## start RECORDS PROVIDED

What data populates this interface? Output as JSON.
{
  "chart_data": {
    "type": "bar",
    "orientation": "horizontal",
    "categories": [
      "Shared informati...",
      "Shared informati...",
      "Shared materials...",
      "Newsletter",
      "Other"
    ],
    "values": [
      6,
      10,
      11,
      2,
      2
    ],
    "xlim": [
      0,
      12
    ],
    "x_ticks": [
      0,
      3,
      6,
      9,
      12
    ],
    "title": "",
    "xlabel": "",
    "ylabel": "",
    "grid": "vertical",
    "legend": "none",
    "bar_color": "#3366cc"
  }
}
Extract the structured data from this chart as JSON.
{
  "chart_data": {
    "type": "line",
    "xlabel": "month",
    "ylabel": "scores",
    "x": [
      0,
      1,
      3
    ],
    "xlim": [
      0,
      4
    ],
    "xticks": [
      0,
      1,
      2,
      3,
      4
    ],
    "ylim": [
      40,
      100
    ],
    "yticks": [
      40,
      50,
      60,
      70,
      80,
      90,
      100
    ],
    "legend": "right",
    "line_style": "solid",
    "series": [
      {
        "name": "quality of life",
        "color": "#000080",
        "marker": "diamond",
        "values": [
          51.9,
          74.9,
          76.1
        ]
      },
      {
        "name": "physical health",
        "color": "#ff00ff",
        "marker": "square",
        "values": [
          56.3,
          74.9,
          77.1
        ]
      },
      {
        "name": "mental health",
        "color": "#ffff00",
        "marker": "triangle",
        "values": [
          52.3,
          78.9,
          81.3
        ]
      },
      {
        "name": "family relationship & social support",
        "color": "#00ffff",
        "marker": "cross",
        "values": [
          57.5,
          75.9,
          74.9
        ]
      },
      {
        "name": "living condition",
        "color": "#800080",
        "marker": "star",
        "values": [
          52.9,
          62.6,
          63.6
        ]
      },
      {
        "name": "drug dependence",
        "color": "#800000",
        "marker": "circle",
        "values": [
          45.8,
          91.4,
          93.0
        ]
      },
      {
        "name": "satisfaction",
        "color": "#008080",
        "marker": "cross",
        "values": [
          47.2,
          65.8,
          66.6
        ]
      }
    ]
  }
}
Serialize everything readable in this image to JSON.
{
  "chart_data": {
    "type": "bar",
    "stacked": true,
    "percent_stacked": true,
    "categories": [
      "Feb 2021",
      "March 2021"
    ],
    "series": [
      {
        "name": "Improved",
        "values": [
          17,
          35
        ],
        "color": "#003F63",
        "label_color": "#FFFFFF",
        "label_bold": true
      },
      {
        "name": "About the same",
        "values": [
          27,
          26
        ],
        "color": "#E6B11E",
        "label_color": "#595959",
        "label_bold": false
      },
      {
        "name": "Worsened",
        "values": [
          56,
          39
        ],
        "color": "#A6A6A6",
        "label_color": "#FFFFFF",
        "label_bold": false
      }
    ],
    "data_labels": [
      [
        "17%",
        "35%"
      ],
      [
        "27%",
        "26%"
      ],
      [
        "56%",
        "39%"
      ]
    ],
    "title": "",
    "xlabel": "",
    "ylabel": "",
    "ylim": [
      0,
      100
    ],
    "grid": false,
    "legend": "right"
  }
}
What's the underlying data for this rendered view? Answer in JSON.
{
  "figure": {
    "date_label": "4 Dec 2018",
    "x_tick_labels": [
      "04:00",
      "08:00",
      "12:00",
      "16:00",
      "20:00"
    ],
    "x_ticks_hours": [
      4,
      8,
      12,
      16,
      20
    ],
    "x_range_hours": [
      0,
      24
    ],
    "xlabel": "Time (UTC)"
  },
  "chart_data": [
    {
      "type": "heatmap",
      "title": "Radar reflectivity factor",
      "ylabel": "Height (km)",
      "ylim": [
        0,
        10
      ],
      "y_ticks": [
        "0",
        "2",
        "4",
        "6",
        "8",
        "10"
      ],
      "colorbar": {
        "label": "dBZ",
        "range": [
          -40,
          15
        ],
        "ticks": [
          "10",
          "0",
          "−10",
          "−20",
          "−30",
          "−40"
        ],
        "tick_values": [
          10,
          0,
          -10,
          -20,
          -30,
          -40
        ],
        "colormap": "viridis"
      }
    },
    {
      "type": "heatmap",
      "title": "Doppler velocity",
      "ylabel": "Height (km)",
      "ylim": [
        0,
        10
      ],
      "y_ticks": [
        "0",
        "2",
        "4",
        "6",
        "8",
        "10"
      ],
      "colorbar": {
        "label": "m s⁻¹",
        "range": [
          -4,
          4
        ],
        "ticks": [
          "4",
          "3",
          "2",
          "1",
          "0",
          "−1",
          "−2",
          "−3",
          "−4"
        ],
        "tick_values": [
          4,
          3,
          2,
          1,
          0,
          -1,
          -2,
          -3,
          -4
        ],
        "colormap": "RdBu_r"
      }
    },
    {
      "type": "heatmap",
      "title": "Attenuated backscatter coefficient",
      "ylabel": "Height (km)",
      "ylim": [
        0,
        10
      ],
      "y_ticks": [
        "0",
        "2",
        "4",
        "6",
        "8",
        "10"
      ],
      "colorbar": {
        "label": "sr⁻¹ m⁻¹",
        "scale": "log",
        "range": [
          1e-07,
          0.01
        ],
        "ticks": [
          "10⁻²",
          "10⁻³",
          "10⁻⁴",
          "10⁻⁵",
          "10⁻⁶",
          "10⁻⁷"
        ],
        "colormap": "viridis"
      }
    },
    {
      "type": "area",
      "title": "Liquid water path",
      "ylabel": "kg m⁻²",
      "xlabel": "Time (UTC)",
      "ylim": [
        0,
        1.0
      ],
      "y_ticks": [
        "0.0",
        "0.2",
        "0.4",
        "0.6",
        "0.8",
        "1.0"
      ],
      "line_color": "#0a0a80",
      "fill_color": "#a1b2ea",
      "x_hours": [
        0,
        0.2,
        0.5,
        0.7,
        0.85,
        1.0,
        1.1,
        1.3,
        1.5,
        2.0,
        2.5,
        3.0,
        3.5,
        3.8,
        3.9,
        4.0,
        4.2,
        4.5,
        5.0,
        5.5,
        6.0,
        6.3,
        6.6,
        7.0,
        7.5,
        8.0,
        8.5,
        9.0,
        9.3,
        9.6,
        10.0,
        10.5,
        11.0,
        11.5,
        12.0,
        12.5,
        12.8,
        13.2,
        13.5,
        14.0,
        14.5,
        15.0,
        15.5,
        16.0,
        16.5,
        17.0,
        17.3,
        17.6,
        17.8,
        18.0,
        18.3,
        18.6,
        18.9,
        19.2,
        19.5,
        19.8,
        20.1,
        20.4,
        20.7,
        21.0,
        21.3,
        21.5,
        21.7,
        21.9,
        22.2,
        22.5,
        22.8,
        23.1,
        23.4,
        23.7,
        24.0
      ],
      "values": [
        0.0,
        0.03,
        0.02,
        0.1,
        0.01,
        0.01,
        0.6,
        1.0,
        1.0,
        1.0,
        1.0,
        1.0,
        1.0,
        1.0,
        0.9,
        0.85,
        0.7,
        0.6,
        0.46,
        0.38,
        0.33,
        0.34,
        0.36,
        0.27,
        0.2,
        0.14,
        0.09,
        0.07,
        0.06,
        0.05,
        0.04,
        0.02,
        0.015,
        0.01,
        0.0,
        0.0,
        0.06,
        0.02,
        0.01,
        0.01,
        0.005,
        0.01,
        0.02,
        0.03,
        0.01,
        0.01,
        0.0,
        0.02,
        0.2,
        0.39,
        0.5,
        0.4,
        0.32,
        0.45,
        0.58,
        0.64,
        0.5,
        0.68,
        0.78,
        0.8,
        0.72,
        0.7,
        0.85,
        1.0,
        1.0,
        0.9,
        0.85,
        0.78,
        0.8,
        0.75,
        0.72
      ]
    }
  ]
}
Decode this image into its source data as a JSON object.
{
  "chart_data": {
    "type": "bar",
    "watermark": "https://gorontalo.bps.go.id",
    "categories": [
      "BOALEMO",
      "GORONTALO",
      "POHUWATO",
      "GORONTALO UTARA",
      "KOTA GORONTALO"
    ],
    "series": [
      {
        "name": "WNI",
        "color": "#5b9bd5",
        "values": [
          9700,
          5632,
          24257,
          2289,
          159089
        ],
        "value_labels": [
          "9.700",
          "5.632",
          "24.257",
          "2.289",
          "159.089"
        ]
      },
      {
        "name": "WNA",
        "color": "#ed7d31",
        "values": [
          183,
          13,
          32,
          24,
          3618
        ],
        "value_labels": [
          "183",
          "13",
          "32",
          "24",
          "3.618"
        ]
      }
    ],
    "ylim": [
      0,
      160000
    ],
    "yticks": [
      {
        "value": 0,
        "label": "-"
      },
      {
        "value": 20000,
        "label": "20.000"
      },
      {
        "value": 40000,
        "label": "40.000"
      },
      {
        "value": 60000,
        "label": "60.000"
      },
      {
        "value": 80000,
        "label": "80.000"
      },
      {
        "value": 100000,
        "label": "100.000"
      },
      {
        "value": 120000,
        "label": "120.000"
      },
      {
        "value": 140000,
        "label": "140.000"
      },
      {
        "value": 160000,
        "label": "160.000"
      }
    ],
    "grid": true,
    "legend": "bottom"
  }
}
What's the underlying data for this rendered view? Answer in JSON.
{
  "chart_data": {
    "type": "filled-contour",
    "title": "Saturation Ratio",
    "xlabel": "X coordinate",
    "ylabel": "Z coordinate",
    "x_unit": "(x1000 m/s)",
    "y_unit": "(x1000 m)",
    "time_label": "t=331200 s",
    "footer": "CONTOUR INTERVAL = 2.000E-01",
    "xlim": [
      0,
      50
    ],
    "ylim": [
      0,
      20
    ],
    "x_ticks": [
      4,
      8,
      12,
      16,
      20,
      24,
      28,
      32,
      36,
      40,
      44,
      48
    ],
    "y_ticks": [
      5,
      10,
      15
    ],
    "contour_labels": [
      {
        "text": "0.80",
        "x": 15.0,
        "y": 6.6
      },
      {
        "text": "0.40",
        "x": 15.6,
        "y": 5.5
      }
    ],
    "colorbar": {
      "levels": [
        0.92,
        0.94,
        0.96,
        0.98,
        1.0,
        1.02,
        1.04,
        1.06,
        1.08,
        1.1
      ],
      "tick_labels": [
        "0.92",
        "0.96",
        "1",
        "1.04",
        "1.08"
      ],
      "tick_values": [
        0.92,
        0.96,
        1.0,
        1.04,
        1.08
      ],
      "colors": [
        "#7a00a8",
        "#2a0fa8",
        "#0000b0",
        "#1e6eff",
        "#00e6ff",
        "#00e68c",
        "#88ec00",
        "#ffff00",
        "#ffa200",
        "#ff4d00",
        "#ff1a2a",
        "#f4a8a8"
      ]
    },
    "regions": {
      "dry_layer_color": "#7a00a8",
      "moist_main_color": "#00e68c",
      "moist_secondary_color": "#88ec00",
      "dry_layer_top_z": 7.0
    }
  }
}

## end RECORDS PROVIDED

▶ **STATED GOAL**: Find the lines holding "coordinate" and list every one.

▶ **SOLUTION**:
    "xlabel": "X coordinate",
    "ylabel": "Z coordinate",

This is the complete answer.